>> BEGIN

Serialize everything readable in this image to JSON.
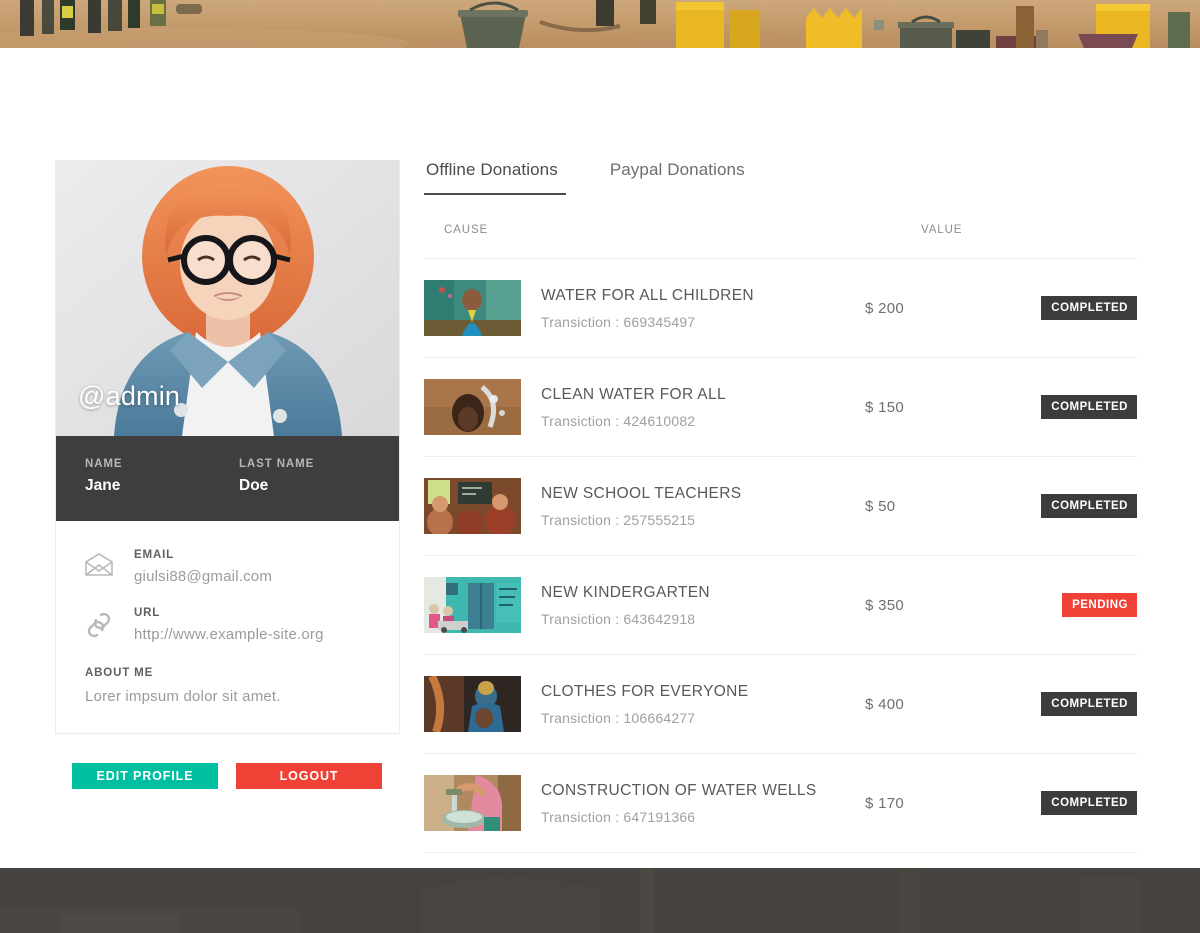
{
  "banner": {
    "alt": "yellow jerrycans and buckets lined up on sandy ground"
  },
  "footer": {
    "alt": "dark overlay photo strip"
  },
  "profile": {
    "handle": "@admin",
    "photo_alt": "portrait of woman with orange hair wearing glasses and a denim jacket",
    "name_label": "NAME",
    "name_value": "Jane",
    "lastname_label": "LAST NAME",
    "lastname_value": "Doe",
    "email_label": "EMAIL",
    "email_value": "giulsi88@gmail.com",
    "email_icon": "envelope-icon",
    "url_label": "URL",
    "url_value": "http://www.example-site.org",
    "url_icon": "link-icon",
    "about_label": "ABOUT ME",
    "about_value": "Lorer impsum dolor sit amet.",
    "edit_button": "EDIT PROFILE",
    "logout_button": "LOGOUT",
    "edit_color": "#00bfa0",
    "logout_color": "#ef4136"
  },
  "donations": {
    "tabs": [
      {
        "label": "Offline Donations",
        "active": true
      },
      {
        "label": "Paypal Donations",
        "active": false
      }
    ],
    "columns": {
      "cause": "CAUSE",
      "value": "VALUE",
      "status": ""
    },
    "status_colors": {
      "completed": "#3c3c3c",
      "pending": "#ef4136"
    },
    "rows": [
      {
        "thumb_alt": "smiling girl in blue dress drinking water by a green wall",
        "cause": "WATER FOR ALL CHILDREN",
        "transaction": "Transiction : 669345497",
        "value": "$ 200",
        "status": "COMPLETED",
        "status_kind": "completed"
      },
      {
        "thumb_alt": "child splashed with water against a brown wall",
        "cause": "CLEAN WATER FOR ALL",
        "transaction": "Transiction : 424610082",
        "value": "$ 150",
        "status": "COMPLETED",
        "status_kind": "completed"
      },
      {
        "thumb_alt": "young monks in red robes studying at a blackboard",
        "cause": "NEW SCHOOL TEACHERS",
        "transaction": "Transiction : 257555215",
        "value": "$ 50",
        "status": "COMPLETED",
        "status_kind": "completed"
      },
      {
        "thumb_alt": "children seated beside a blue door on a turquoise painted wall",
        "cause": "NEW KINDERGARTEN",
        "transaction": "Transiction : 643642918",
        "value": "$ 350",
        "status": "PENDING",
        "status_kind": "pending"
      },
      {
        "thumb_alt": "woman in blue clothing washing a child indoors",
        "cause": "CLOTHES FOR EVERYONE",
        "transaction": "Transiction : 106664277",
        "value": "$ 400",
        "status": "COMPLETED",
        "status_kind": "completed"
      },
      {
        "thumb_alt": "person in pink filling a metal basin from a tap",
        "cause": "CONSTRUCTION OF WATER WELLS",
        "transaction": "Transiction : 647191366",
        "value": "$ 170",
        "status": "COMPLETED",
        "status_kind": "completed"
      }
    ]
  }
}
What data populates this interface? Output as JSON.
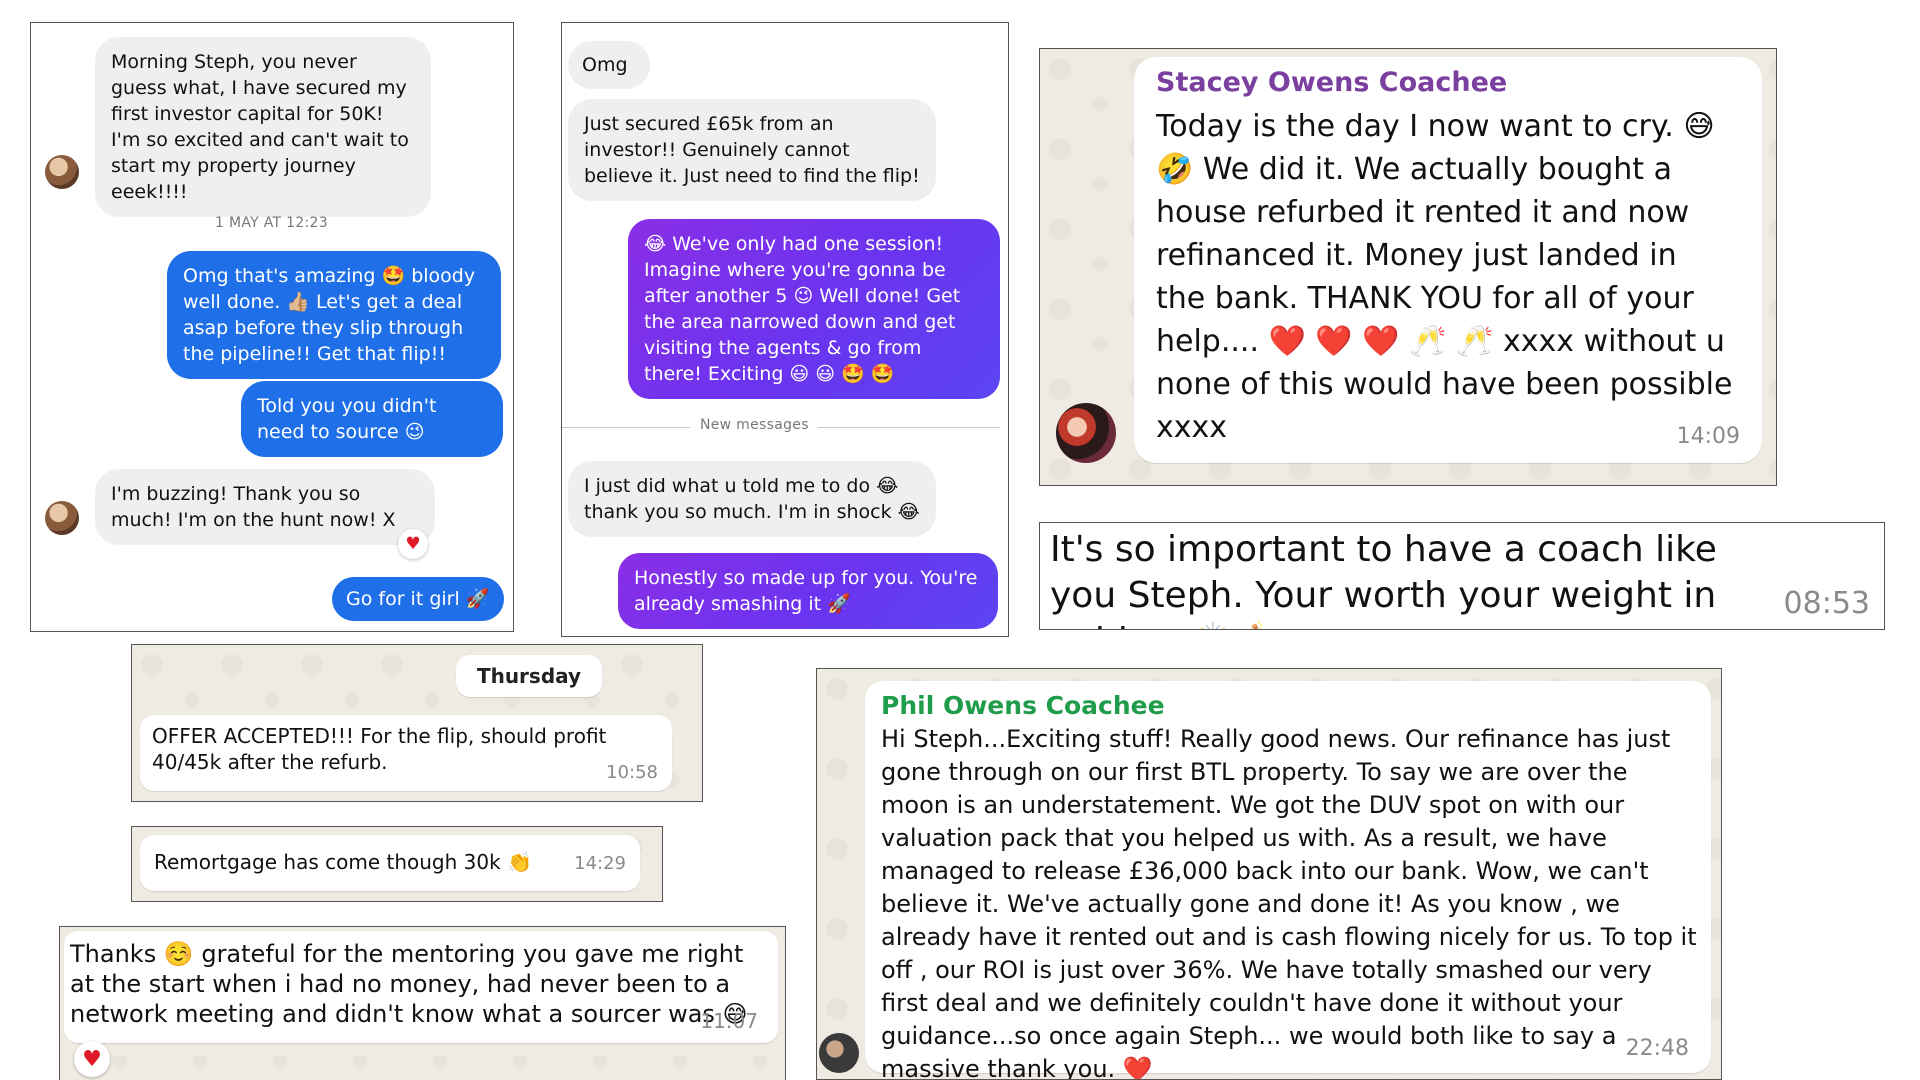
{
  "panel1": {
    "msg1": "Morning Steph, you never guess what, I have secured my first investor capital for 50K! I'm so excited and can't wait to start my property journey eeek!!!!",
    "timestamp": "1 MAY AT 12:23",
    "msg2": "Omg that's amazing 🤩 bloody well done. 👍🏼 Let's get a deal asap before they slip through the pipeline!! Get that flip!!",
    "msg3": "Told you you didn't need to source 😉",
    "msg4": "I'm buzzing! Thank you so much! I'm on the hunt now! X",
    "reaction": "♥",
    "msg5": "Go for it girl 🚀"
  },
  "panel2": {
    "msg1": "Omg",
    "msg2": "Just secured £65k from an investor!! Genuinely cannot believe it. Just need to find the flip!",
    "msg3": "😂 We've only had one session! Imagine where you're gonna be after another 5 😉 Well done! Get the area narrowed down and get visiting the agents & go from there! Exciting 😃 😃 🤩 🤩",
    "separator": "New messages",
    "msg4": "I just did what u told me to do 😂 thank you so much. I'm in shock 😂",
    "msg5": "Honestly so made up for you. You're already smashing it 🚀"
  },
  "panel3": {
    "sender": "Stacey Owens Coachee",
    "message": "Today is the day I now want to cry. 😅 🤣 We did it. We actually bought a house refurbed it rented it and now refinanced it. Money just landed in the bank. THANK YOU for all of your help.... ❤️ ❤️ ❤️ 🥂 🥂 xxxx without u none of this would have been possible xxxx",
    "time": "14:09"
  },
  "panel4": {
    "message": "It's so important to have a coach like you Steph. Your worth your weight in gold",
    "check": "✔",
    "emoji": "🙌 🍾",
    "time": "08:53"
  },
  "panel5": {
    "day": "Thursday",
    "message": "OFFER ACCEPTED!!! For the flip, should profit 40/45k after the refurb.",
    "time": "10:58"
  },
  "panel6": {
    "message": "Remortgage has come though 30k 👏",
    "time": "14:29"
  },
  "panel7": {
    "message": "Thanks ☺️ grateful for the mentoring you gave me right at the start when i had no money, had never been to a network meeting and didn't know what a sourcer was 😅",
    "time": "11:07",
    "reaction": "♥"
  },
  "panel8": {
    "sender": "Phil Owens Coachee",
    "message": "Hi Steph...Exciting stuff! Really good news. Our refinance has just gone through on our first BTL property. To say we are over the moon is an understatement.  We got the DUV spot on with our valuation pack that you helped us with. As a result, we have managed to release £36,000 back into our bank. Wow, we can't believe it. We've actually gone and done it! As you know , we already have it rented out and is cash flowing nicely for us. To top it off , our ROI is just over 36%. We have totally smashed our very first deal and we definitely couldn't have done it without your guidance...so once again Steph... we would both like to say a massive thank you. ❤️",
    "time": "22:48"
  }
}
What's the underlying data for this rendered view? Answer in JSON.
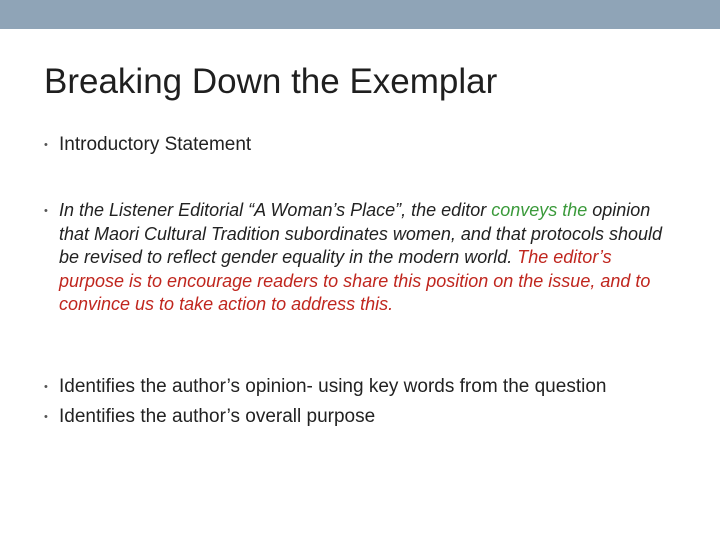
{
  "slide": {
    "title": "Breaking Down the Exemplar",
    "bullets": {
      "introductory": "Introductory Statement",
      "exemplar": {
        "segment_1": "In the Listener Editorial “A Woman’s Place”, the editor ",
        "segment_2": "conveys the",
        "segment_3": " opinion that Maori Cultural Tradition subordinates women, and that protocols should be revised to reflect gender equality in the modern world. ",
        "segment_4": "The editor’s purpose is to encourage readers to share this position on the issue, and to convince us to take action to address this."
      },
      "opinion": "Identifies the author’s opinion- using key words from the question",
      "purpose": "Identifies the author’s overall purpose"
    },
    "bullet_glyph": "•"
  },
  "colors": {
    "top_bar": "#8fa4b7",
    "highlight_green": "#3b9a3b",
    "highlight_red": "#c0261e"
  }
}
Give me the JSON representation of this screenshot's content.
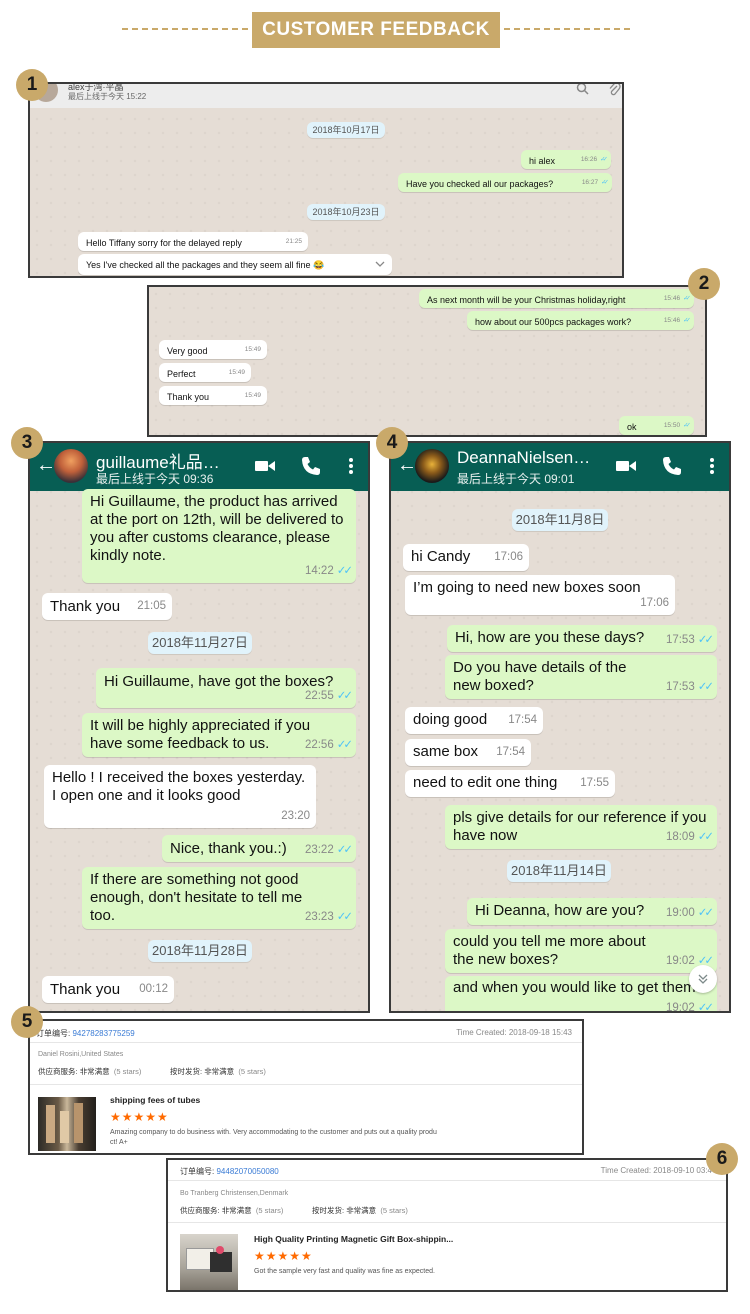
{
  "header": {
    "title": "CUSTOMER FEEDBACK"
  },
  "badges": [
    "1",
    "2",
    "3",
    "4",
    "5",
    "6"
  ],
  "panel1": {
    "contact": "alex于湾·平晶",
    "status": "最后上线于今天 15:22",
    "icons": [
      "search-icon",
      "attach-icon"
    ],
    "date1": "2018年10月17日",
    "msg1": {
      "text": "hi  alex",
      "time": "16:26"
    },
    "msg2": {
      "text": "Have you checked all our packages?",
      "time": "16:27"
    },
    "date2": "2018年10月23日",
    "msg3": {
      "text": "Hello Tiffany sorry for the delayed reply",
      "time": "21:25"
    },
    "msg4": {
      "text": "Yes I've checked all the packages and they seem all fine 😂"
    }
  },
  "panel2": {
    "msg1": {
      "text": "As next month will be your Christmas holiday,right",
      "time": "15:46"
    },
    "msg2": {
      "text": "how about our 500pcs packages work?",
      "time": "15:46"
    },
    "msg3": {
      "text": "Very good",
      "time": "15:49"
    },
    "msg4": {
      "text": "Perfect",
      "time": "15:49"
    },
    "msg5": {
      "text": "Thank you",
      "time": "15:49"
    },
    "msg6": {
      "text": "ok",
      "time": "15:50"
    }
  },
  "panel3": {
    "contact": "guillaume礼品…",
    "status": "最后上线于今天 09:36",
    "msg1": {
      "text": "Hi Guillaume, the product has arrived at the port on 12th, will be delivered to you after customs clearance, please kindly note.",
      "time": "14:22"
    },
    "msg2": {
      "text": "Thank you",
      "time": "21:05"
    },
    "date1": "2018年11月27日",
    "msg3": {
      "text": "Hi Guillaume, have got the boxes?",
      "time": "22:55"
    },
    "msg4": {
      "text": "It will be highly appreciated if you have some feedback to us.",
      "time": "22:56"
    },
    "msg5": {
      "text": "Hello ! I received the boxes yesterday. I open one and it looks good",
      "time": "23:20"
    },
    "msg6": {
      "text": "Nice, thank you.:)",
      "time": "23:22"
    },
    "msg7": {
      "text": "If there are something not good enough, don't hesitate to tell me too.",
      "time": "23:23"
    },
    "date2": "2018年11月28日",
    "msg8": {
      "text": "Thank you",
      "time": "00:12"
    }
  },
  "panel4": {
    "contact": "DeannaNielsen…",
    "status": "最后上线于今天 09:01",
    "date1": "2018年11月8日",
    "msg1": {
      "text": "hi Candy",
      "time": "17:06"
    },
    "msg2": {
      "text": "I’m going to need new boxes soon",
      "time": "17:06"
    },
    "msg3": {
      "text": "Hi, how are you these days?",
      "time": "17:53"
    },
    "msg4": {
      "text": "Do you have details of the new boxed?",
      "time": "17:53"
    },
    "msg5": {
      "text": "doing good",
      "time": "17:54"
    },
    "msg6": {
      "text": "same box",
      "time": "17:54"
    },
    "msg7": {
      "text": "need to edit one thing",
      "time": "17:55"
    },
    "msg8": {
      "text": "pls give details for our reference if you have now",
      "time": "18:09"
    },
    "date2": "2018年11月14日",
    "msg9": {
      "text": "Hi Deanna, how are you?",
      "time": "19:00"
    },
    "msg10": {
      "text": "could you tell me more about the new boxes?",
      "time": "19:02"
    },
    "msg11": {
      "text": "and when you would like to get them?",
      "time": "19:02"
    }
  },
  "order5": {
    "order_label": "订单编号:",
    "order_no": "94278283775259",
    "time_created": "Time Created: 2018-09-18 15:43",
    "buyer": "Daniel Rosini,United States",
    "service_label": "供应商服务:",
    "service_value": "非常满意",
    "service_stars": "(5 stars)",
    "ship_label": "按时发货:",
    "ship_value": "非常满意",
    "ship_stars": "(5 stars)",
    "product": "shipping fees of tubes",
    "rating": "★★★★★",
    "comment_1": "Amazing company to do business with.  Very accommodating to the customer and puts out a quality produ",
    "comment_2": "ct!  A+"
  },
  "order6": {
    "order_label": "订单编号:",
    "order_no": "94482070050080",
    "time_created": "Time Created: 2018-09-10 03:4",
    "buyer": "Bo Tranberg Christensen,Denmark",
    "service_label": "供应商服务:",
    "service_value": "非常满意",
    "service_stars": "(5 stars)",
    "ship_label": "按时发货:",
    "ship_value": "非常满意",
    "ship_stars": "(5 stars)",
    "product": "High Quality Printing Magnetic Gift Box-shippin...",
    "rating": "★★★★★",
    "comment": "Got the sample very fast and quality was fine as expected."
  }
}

>> END

## TASK
Copy every line that includes the string "author" from the material above.

## ANSWER BELOW
      "opinion": "Identifies the author’s opinion- using key words from the question",
      "purpose": "Identifies the author’s overall purpose"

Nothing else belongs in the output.